__EXERCISE DESCRIPTION__
Gather all lines in the entries below that include the word "selected".

__INFORMATION SHOWN__

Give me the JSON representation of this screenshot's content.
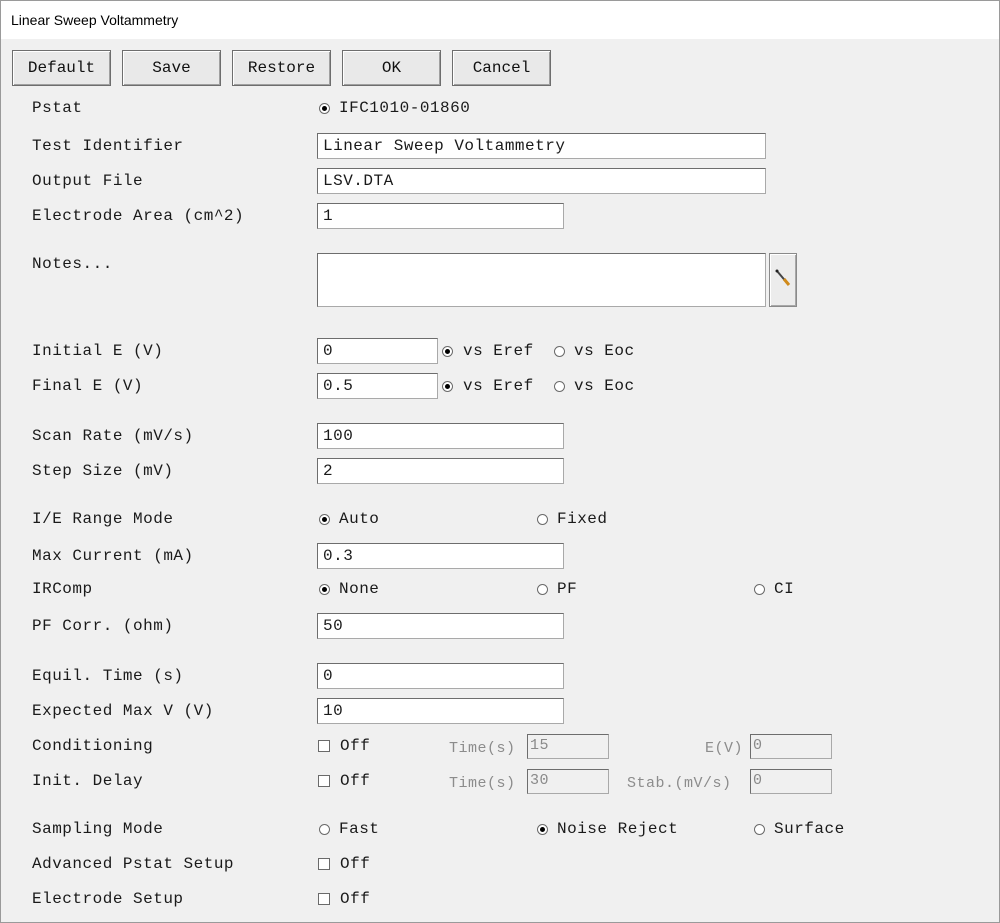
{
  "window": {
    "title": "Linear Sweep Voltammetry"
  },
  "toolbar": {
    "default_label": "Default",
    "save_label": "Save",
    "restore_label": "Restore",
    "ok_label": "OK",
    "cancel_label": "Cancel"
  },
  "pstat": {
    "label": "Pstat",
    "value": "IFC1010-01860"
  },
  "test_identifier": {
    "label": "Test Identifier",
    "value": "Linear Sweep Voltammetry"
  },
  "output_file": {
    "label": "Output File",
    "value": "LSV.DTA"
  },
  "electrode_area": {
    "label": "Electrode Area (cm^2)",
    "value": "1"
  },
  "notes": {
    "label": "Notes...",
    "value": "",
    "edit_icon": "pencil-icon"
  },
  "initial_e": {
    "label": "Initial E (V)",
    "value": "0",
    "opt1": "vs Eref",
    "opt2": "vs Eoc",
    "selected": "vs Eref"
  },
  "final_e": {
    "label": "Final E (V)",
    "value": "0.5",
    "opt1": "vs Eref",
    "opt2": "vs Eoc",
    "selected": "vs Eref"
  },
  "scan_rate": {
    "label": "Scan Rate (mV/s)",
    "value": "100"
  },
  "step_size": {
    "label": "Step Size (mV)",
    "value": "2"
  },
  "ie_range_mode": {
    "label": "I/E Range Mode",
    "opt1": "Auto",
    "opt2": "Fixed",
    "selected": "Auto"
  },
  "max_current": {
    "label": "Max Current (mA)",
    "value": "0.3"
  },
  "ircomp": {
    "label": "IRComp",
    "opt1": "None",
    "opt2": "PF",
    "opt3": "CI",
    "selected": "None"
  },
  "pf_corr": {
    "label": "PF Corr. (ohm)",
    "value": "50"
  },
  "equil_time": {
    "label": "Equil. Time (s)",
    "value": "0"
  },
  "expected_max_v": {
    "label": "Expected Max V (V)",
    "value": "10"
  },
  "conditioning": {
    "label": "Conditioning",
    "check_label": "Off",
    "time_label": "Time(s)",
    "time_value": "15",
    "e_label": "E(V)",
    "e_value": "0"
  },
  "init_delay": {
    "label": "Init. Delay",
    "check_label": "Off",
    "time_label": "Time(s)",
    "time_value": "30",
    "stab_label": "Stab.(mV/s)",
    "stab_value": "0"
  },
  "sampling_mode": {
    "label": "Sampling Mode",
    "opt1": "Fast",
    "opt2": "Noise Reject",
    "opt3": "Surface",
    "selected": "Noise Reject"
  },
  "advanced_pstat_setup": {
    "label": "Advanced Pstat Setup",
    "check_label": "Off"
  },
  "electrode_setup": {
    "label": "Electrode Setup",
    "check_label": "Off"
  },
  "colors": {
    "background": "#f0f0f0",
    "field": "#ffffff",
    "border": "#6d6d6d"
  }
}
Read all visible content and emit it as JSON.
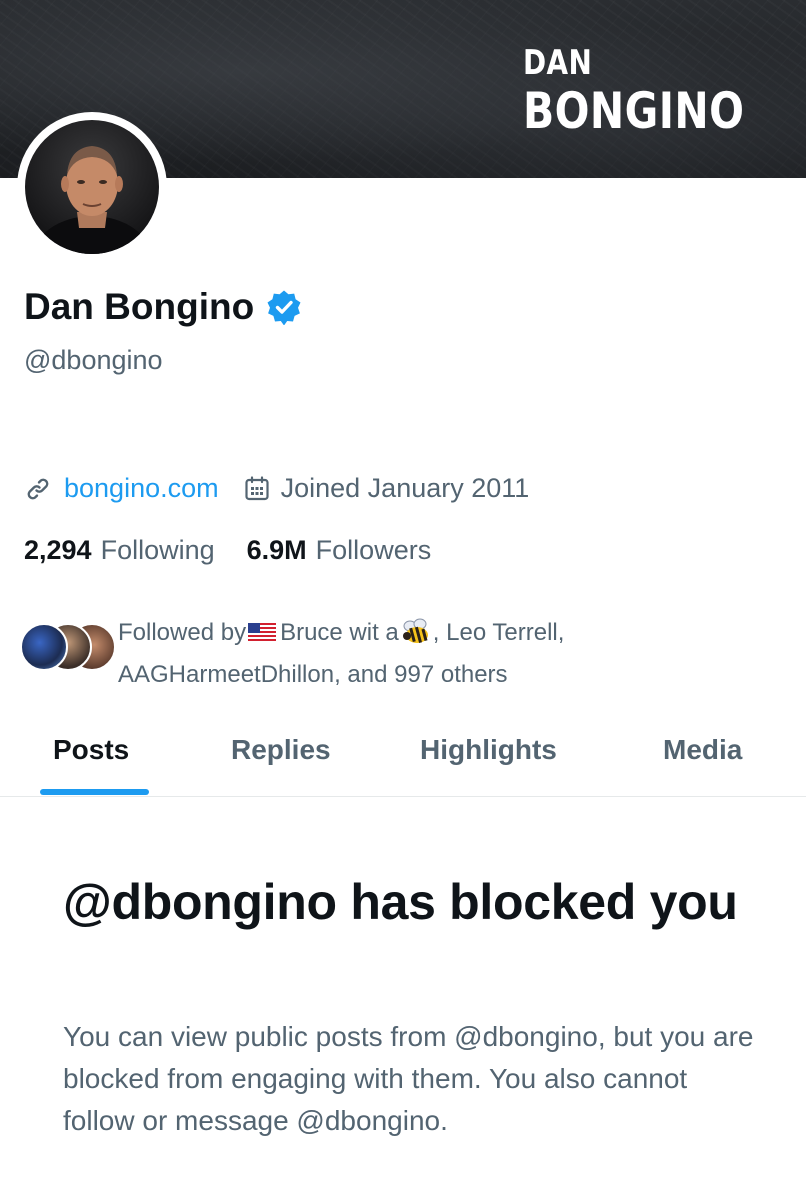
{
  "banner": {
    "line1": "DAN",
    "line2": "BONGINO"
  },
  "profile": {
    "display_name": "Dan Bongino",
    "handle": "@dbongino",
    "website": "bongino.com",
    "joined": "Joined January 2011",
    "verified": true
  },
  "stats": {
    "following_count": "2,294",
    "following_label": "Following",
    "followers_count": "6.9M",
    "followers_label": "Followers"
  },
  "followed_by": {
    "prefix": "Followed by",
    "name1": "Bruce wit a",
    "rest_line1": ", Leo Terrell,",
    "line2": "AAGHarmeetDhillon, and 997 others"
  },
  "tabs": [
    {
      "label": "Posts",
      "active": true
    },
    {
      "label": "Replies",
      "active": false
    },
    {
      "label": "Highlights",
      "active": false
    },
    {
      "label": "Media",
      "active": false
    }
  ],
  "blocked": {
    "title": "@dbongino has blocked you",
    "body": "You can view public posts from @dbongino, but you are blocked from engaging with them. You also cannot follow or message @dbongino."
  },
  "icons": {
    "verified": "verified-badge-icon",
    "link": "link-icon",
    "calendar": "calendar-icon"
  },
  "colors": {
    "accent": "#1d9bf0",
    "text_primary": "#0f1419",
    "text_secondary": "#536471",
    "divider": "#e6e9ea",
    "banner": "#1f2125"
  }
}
--
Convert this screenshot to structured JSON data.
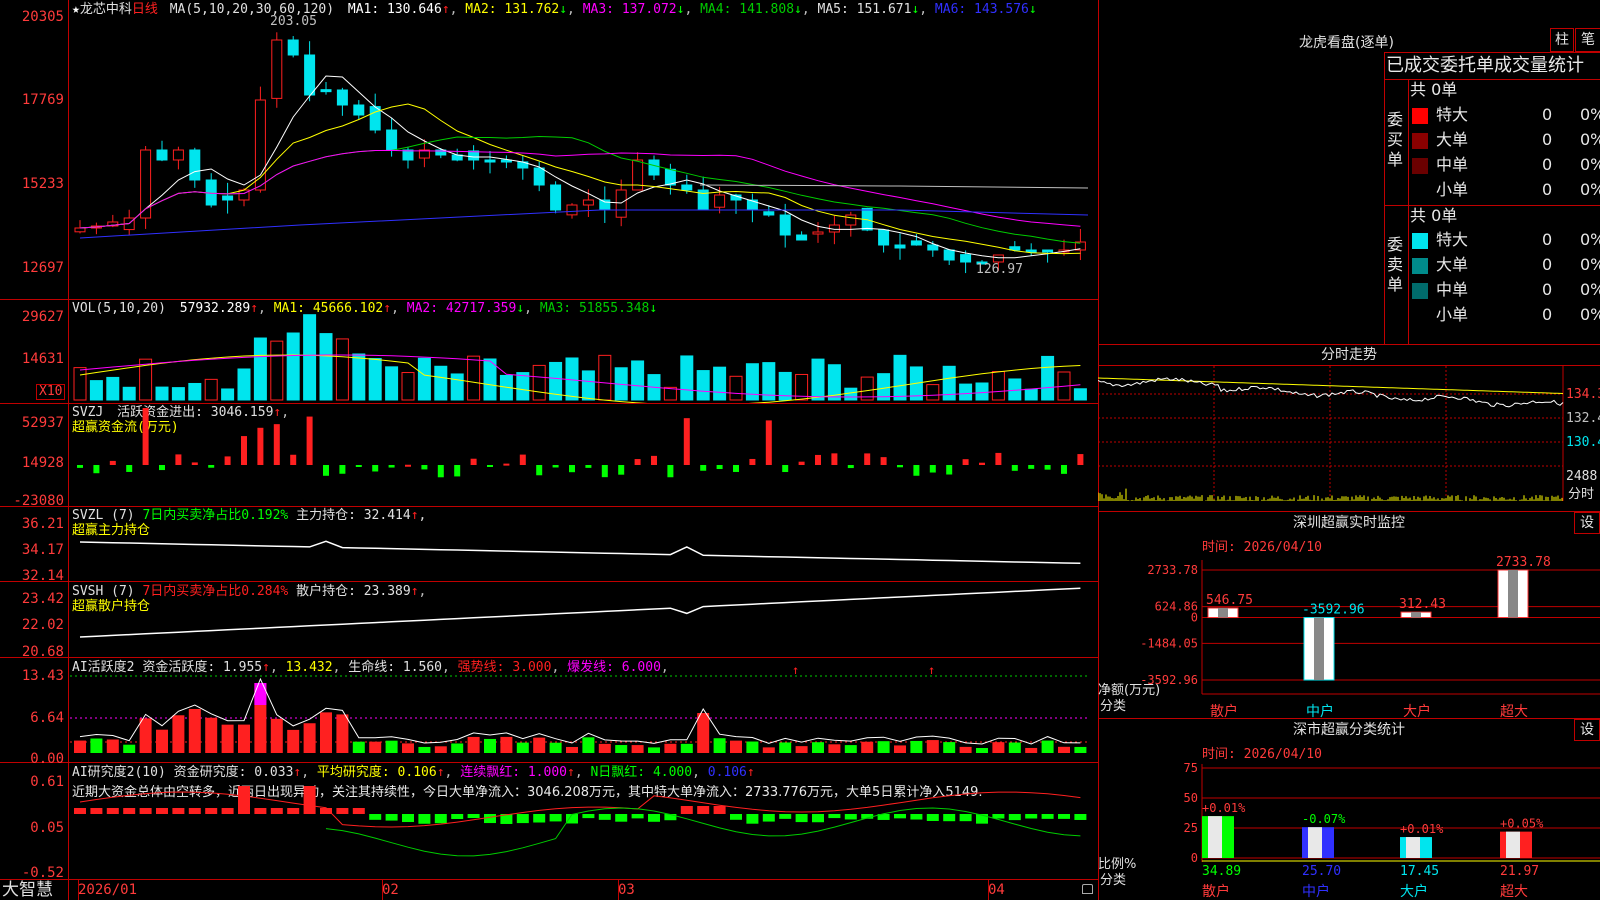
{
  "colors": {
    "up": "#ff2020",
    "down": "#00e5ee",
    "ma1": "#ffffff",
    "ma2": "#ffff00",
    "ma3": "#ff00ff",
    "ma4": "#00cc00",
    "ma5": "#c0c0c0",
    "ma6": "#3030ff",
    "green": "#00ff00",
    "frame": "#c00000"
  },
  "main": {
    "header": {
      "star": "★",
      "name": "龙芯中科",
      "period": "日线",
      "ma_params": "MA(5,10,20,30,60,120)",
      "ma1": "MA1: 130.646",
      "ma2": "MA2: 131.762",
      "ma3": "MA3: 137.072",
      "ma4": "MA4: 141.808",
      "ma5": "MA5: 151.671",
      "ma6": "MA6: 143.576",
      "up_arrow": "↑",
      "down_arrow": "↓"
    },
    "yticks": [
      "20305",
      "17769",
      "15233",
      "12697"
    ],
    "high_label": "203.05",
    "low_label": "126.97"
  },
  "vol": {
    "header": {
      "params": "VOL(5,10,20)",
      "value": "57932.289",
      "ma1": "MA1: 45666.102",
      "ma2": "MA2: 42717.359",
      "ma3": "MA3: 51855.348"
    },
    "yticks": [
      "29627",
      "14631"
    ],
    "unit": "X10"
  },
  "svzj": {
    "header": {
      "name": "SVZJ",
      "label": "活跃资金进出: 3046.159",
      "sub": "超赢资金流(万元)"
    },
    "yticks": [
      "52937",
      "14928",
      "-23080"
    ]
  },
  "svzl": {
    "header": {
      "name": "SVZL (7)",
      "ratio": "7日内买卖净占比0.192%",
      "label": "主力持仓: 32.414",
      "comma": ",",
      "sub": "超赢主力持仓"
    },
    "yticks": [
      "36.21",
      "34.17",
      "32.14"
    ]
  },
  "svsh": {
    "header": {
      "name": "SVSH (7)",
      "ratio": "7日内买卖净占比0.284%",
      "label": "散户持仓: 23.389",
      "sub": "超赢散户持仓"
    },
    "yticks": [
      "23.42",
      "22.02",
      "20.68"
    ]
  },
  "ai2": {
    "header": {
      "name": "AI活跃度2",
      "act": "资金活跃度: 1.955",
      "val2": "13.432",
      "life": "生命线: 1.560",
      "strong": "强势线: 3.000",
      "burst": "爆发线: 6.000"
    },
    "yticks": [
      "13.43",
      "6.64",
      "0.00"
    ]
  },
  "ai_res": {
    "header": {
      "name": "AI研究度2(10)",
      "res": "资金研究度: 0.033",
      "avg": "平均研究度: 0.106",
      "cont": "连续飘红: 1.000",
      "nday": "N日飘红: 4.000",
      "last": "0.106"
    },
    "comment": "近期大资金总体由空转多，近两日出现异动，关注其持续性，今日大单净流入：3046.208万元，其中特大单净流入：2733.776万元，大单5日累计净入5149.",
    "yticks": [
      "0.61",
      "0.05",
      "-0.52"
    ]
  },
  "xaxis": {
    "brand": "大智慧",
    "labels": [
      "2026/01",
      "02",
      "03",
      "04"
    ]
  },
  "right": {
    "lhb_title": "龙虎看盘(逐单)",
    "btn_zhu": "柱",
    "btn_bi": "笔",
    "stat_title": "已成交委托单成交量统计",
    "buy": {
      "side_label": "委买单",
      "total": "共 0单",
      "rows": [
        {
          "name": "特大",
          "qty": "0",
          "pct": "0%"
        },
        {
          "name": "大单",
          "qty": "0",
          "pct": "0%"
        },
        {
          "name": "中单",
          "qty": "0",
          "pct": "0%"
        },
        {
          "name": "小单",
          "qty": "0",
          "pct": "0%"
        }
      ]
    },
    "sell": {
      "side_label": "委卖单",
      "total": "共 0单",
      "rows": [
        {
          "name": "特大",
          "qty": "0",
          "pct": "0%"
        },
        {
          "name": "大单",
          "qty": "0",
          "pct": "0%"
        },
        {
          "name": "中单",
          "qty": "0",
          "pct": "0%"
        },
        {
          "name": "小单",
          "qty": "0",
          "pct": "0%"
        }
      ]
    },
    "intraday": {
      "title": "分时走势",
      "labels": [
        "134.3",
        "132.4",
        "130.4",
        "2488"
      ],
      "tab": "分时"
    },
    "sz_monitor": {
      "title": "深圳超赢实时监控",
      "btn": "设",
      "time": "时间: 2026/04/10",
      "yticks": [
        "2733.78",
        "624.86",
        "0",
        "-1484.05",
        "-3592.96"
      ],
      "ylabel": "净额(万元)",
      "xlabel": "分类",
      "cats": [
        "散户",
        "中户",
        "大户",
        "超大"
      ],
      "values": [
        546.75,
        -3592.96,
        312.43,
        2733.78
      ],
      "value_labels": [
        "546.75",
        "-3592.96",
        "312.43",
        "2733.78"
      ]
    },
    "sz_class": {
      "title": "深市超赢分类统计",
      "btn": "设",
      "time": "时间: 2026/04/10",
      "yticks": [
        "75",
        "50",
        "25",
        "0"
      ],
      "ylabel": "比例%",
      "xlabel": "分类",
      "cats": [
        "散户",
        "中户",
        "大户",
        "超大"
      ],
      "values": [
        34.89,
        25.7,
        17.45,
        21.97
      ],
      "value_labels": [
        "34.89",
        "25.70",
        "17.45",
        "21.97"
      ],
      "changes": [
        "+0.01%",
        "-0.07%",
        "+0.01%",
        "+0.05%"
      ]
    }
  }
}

__RESPONSE__
    "selected": "vs Eref"
    "selected": "vs Eref"
    "selected": "Auto"
    "selected": "None"
    "selected": "Noise Reject"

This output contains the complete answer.